-- What you are asked to do --
Every line of the data that contains the string "title" must be copied.

Start Exercise materials

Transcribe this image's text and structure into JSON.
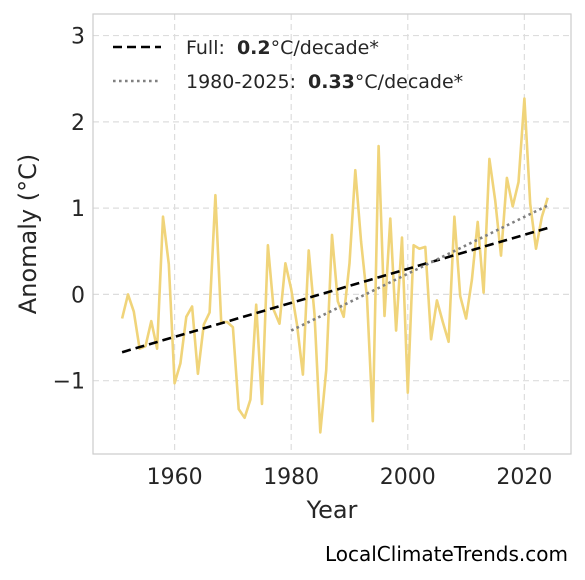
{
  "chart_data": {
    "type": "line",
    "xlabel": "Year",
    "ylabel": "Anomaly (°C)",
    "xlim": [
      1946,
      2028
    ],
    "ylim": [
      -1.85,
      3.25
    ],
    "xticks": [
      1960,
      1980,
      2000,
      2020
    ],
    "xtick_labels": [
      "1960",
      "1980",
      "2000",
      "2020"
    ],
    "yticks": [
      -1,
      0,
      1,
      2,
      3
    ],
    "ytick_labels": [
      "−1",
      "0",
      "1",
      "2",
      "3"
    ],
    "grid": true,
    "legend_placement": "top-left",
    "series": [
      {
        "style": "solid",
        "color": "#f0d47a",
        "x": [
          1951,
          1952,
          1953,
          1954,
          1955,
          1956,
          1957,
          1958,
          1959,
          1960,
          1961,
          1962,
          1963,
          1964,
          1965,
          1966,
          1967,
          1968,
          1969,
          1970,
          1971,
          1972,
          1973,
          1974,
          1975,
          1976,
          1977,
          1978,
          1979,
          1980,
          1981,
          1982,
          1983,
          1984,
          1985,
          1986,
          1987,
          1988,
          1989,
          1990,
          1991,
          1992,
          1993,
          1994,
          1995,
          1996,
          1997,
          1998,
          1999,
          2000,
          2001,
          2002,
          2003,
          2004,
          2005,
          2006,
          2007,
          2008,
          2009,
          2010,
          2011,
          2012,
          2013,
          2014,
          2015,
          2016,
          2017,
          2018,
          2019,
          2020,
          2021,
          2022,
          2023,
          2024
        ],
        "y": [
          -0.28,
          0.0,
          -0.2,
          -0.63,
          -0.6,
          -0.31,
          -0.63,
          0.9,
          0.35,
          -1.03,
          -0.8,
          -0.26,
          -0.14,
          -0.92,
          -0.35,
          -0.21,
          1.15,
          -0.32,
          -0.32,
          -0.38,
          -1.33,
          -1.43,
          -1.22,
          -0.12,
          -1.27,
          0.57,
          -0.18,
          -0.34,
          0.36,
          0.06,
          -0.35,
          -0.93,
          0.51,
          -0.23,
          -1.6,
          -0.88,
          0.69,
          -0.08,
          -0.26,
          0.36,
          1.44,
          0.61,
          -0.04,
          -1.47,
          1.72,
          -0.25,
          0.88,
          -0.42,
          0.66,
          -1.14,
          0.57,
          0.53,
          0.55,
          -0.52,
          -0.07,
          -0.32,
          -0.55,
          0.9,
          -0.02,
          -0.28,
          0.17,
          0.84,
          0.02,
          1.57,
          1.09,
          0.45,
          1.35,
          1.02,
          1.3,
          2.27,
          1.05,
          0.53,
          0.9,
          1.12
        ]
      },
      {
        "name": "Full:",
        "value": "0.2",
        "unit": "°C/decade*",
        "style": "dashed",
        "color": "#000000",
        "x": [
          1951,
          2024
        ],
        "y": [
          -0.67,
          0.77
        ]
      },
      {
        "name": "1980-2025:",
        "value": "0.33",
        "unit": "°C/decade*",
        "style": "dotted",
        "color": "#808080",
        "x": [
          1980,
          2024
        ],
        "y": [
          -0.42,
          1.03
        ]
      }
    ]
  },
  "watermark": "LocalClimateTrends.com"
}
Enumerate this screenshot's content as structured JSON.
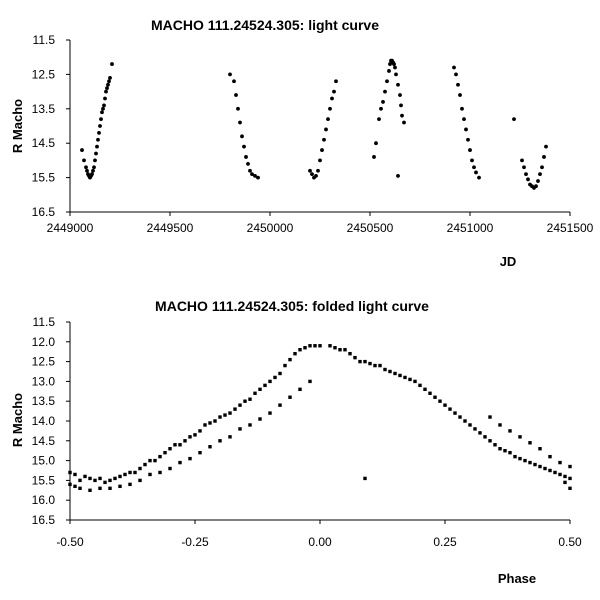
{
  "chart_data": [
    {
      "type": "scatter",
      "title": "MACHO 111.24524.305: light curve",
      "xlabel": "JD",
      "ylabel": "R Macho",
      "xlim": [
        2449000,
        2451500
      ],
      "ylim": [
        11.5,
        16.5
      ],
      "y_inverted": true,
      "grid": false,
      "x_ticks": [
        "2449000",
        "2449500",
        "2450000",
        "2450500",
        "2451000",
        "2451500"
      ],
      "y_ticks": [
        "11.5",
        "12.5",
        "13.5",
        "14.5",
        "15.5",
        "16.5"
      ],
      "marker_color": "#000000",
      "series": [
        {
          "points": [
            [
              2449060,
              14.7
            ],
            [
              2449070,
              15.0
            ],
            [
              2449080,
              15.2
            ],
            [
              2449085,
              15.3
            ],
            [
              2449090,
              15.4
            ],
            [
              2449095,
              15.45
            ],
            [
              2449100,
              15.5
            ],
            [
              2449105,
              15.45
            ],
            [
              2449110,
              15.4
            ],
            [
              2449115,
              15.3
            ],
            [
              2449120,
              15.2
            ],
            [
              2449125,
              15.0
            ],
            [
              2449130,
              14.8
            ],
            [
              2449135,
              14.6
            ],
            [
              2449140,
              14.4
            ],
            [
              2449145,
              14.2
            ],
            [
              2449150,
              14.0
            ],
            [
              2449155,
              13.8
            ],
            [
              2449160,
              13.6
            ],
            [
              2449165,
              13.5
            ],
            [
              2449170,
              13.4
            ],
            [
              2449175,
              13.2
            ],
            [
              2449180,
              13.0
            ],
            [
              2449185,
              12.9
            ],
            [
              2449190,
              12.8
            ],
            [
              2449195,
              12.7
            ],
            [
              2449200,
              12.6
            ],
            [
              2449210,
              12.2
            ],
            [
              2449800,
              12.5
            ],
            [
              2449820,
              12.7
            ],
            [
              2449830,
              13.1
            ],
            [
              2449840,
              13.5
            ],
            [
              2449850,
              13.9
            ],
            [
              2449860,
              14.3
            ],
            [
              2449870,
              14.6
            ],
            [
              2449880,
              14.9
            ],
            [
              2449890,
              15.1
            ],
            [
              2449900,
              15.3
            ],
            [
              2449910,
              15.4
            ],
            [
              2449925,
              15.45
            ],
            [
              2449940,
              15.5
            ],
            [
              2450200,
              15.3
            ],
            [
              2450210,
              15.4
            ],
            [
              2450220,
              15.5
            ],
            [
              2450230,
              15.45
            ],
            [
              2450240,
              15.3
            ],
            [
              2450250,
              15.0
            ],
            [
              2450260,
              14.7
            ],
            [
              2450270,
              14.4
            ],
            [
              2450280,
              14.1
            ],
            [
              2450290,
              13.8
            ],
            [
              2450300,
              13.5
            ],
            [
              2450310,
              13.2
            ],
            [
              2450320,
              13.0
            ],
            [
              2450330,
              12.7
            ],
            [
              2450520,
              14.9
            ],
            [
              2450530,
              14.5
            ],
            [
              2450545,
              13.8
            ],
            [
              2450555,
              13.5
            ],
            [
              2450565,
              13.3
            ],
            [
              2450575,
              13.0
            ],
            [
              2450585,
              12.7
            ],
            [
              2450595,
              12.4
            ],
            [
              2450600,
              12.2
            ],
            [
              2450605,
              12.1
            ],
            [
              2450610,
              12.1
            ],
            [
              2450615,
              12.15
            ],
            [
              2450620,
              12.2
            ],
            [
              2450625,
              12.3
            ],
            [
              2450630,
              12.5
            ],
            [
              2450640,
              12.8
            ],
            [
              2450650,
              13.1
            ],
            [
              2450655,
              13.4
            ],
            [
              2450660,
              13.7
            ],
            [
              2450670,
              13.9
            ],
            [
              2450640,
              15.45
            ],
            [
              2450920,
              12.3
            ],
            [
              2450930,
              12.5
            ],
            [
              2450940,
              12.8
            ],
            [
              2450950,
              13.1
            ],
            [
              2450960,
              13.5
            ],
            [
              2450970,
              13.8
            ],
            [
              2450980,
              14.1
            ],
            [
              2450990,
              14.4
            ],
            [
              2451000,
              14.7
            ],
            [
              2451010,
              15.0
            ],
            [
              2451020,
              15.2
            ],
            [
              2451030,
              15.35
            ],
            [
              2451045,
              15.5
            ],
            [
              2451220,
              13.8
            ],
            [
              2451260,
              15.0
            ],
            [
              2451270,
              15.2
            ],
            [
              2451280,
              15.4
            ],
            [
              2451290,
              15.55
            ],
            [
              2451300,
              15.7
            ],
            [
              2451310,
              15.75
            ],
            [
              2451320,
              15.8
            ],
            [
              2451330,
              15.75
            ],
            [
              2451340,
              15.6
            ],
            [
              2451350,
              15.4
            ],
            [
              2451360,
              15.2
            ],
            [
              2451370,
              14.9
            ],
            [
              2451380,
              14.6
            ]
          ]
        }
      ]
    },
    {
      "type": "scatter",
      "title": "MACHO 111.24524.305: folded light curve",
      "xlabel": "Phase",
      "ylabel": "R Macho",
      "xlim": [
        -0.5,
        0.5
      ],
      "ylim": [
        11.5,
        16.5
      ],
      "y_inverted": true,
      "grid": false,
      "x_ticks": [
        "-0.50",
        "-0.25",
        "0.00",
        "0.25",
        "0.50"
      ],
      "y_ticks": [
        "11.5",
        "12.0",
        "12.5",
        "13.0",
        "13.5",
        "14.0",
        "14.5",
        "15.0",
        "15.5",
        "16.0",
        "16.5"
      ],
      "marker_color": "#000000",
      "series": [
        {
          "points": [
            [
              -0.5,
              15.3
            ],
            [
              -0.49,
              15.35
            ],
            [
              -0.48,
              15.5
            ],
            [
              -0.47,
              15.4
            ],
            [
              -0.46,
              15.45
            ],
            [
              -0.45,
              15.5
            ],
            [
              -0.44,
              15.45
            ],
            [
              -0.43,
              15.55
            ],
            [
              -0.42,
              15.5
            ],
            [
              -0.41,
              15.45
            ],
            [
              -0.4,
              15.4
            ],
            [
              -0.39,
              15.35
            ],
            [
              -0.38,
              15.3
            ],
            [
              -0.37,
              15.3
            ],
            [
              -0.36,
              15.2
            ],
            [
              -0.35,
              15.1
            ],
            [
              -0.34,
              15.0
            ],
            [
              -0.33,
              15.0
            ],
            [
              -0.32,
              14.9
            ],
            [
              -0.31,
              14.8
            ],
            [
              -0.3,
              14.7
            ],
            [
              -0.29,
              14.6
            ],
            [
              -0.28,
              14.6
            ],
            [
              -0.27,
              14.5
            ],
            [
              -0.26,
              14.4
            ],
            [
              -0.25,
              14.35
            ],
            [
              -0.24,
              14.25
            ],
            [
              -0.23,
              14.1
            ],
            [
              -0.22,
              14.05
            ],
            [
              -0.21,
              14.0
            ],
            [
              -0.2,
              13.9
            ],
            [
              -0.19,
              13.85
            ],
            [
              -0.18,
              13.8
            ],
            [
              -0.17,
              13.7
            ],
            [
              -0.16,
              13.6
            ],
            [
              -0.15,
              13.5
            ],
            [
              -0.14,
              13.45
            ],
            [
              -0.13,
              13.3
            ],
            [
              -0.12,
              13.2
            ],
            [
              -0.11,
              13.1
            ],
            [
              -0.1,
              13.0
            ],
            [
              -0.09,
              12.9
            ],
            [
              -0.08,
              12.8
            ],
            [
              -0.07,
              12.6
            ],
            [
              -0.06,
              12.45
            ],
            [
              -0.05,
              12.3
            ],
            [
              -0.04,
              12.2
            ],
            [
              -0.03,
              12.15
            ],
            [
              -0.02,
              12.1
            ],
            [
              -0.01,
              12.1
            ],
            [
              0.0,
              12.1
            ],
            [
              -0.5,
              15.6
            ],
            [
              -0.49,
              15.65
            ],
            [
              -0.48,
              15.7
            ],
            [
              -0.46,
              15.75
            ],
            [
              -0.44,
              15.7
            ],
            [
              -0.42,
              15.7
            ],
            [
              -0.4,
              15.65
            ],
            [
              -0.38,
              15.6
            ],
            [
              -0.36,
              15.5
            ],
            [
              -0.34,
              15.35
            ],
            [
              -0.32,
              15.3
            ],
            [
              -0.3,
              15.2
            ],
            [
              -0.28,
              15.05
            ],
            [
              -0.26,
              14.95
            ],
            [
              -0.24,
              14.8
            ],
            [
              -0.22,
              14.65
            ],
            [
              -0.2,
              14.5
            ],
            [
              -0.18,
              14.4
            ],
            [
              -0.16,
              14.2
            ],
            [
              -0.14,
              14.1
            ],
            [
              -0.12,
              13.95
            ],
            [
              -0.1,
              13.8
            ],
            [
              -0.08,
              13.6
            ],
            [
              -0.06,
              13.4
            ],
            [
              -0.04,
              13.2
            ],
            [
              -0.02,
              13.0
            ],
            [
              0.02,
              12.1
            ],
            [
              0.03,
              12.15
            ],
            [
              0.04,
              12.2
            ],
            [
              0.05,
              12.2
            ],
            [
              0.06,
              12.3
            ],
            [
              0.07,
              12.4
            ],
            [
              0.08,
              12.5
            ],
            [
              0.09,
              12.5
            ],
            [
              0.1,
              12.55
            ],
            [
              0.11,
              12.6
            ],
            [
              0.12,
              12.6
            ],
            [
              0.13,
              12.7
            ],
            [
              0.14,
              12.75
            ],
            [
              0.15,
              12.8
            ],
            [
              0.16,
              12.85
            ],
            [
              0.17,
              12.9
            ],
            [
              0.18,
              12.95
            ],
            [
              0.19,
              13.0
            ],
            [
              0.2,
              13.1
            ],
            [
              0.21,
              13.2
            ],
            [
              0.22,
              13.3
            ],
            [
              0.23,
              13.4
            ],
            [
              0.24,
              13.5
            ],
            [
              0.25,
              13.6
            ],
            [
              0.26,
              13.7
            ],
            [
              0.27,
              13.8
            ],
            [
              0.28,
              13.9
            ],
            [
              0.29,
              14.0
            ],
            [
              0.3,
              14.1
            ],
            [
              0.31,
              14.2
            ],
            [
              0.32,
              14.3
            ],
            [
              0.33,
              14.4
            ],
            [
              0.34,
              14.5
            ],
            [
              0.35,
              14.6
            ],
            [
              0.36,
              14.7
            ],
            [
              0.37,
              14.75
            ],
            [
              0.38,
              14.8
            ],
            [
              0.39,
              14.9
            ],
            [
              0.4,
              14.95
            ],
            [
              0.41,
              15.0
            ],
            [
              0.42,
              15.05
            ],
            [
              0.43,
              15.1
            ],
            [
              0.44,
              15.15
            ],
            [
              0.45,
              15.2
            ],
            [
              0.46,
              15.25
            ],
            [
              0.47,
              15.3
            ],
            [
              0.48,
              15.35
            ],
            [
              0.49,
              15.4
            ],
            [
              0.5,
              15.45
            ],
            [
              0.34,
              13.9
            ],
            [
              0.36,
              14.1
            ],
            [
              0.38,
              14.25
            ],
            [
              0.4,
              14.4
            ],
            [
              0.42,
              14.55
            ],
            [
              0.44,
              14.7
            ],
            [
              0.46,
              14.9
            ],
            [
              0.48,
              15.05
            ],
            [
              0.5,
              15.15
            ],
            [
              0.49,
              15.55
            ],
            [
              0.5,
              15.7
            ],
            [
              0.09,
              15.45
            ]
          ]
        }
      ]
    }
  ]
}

End Exercise materials

-- Exercise response --
      "title": "MACHO 111.24524.305: light curve",
      "title": "MACHO 111.24524.305: folded light curve",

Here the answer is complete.